>> start Record list

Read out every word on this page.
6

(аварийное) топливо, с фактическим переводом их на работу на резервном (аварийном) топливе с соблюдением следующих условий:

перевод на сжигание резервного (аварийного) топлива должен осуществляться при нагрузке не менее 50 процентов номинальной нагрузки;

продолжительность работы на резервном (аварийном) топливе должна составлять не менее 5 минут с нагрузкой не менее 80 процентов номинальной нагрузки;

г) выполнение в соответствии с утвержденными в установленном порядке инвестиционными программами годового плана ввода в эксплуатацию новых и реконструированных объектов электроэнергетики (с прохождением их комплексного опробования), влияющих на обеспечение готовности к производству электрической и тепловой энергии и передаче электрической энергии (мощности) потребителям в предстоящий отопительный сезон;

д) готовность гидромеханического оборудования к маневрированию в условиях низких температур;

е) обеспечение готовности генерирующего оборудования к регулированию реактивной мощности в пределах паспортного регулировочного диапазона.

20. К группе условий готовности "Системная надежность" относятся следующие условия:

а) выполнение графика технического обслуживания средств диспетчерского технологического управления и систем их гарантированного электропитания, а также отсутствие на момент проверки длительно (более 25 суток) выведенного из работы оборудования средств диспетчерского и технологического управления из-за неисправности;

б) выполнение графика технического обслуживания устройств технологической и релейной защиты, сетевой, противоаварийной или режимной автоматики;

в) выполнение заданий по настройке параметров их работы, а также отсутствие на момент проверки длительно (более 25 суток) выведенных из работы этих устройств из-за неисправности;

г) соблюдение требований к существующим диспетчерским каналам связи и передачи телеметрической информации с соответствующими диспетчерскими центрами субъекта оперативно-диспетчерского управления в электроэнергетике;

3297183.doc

>> end Record list

Return a copy of every line that includes the word "условий".

**Worked solution**
(аварийное) топливо, с фактическим переводом их на работу на резервном (аварийном) топливе с соблюдением следующих условий:
20. К группе условий готовности "Системная надежность" относятся следующие условия:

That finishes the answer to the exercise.